Listing start
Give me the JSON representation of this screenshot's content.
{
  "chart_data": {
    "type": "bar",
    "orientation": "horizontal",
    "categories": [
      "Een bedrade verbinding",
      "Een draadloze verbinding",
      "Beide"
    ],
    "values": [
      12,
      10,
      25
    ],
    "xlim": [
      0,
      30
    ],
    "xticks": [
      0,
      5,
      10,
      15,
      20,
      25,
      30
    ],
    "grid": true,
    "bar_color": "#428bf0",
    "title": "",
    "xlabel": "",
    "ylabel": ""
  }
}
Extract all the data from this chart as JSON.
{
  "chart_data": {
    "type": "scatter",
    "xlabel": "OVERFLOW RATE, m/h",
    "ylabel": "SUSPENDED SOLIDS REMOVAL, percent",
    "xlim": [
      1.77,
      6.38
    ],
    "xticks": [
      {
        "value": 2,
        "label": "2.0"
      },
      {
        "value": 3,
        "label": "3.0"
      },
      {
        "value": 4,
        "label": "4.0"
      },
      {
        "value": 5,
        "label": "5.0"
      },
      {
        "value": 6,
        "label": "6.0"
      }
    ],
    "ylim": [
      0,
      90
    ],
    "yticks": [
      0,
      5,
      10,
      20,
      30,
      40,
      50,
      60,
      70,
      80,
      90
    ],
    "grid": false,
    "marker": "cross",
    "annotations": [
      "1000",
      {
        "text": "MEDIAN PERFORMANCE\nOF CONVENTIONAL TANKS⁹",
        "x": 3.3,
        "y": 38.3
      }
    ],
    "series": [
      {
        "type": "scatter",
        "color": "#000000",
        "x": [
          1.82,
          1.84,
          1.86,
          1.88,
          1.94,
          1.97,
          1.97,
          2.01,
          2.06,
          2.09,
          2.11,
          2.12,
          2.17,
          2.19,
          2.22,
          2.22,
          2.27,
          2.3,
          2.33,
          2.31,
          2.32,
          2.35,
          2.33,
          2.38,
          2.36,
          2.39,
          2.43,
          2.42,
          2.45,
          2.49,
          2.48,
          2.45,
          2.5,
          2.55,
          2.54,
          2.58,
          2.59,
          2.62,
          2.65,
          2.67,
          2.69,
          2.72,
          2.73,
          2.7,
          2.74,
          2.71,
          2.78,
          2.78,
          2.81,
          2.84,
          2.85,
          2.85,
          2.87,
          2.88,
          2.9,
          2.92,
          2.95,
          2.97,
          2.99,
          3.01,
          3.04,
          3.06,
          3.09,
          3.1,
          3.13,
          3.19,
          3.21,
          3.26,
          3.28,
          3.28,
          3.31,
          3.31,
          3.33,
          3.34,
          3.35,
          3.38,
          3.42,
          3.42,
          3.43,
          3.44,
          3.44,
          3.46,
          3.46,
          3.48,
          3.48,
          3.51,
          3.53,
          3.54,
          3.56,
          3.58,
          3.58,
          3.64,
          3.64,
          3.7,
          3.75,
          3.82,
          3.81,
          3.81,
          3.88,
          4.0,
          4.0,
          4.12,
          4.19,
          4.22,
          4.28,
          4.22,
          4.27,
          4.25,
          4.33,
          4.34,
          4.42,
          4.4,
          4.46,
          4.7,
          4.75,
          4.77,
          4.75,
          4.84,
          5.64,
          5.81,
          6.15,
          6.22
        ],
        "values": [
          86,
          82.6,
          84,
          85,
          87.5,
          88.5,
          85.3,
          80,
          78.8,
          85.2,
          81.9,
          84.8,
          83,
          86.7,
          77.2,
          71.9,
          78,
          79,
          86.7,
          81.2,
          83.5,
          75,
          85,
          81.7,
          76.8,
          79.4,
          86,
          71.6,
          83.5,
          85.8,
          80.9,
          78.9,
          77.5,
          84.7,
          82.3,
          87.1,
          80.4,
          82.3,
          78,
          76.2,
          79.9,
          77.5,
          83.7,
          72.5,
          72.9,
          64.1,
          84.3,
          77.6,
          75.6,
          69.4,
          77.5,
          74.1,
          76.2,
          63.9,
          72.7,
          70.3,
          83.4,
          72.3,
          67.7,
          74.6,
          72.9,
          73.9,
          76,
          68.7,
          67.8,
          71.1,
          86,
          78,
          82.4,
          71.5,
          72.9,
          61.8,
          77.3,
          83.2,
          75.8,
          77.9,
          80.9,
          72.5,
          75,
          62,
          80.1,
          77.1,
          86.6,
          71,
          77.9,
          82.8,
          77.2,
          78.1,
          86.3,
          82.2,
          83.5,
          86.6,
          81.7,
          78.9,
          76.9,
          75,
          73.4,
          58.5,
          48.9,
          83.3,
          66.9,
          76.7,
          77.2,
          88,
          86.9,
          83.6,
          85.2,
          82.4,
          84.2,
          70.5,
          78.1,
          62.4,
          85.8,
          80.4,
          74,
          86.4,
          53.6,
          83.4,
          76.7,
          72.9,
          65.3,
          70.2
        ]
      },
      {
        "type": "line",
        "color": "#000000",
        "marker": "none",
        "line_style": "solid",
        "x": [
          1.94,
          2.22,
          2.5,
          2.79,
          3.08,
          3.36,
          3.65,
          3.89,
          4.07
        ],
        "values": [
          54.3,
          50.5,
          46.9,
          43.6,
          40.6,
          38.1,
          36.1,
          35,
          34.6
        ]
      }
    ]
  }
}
Listing end
• To do: Please repeat all the records above exactly as they appear.

• Expected answer:
Give me the JSON representation of this screenshot's content.
{
  "chart_data": {
    "type": "bar",
    "orientation": "horizontal",
    "categories": [
      "Een bedrade verbinding",
      "Een draadloze verbinding",
      "Beide"
    ],
    "values": [
      12,
      10,
      25
    ],
    "xlim": [
      0,
      30
    ],
    "xticks": [
      0,
      5,
      10,
      15,
      20,
      25,
      30
    ],
    "grid": true,
    "bar_color": "#428bf0",
    "title": "",
    "xlabel": "",
    "ylabel": ""
  }
}
Extract all the data from this chart as JSON.
{
  "chart_data": {
    "type": "scatter",
    "xlabel": "OVERFLOW RATE, m/h",
    "ylabel": "SUSPENDED SOLIDS REMOVAL, percent",
    "xlim": [
      1.77,
      6.38
    ],
    "xticks": [
      {
        "value": 2,
        "label": "2.0"
      },
      {
        "value": 3,
        "label": "3.0"
      },
      {
        "value": 4,
        "label": "4.0"
      },
      {
        "value": 5,
        "label": "5.0"
      },
      {
        "value": 6,
        "label": "6.0"
      }
    ],
    "ylim": [
      0,
      90
    ],
    "yticks": [
      0,
      5,
      10,
      20,
      30,
      40,
      50,
      60,
      70,
      80,
      90
    ],
    "grid": false,
    "marker": "cross",
    "annotations": [
      "1000",
      {
        "text": "MEDIAN PERFORMANCE\nOF CONVENTIONAL TANKS⁹",
        "x": 3.3,
        "y": 38.3
      }
    ],
    "series": [
      {
        "type": "scatter",
        "color": "#000000",
        "x": [
          1.82,
          1.84,
          1.86,
          1.88,
          1.94,
          1.97,
          1.97,
          2.01,
          2.06,
          2.09,
          2.11,
          2.12,
          2.17,
          2.19,
          2.22,
          2.22,
          2.27,
          2.3,
          2.33,
          2.31,
          2.32,
          2.35,
          2.33,
          2.38,
          2.36,
          2.39,
          2.43,
          2.42,
          2.45,
          2.49,
          2.48,
          2.45,
          2.5,
          2.55,
          2.54,
          2.58,
          2.59,
          2.62,
          2.65,
          2.67,
          2.69,
          2.72,
          2.73,
          2.7,
          2.74,
          2.71,
          2.78,
          2.78,
          2.81,
          2.84,
          2.85,
          2.85,
          2.87,
          2.88,
          2.9,
          2.92,
          2.95,
          2.97,
          2.99,
          3.01,
          3.04,
          3.06,
          3.09,
          3.1,
          3.13,
          3.19,
          3.21,
          3.26,
          3.28,
          3.28,
          3.31,
          3.31,
          3.33,
          3.34,
          3.35,
          3.38,
          3.42,
          3.42,
          3.43,
          3.44,
          3.44,
          3.46,
          3.46,
          3.48,
          3.48,
          3.51,
          3.53,
          3.54,
          3.56,
          3.58,
          3.58,
          3.64,
          3.64,
          3.7,
          3.75,
          3.82,
          3.81,
          3.81,
          3.88,
          4.0,
          4.0,
          4.12,
          4.19,
          4.22,
          4.28,
          4.22,
          4.27,
          4.25,
          4.33,
          4.34,
          4.42,
          4.4,
          4.46,
          4.7,
          4.75,
          4.77,
          4.75,
          4.84,
          5.64,
          5.81,
          6.15,
          6.22
        ],
        "values": [
          86,
          82.6,
          84,
          85,
          87.5,
          88.5,
          85.3,
          80,
          78.8,
          85.2,
          81.9,
          84.8,
          83,
          86.7,
          77.2,
          71.9,
          78,
          79,
          86.7,
          81.2,
          83.5,
          75,
          85,
          81.7,
          76.8,
          79.4,
          86,
          71.6,
          83.5,
          85.8,
          80.9,
          78.9,
          77.5,
          84.7,
          82.3,
          87.1,
          80.4,
          82.3,
          78,
          76.2,
          79.9,
          77.5,
          83.7,
          72.5,
          72.9,
          64.1,
          84.3,
          77.6,
          75.6,
          69.4,
          77.5,
          74.1,
          76.2,
          63.9,
          72.7,
          70.3,
          83.4,
          72.3,
          67.7,
          74.6,
          72.9,
          73.9,
          76,
          68.7,
          67.8,
          71.1,
          86,
          78,
          82.4,
          71.5,
          72.9,
          61.8,
          77.3,
          83.2,
          75.8,
          77.9,
          80.9,
          72.5,
          75,
          62,
          80.1,
          77.1,
          86.6,
          71,
          77.9,
          82.8,
          77.2,
          78.1,
          86.3,
          82.2,
          83.5,
          86.6,
          81.7,
          78.9,
          76.9,
          75,
          73.4,
          58.5,
          48.9,
          83.3,
          66.9,
          76.7,
          77.2,
          88,
          86.9,
          83.6,
          85.2,
          82.4,
          84.2,
          70.5,
          78.1,
          62.4,
          85.8,
          80.4,
          74,
          86.4,
          53.6,
          83.4,
          76.7,
          72.9,
          65.3,
          70.2
        ]
      },
      {
        "type": "line",
        "color": "#000000",
        "marker": "none",
        "line_style": "solid",
        "x": [
          1.94,
          2.22,
          2.5,
          2.79,
          3.08,
          3.36,
          3.65,
          3.89,
          4.07
        ],
        "values": [
          54.3,
          50.5,
          46.9,
          43.6,
          40.6,
          38.1,
          36.1,
          35,
          34.6
        ]
      }
    ]
  }
}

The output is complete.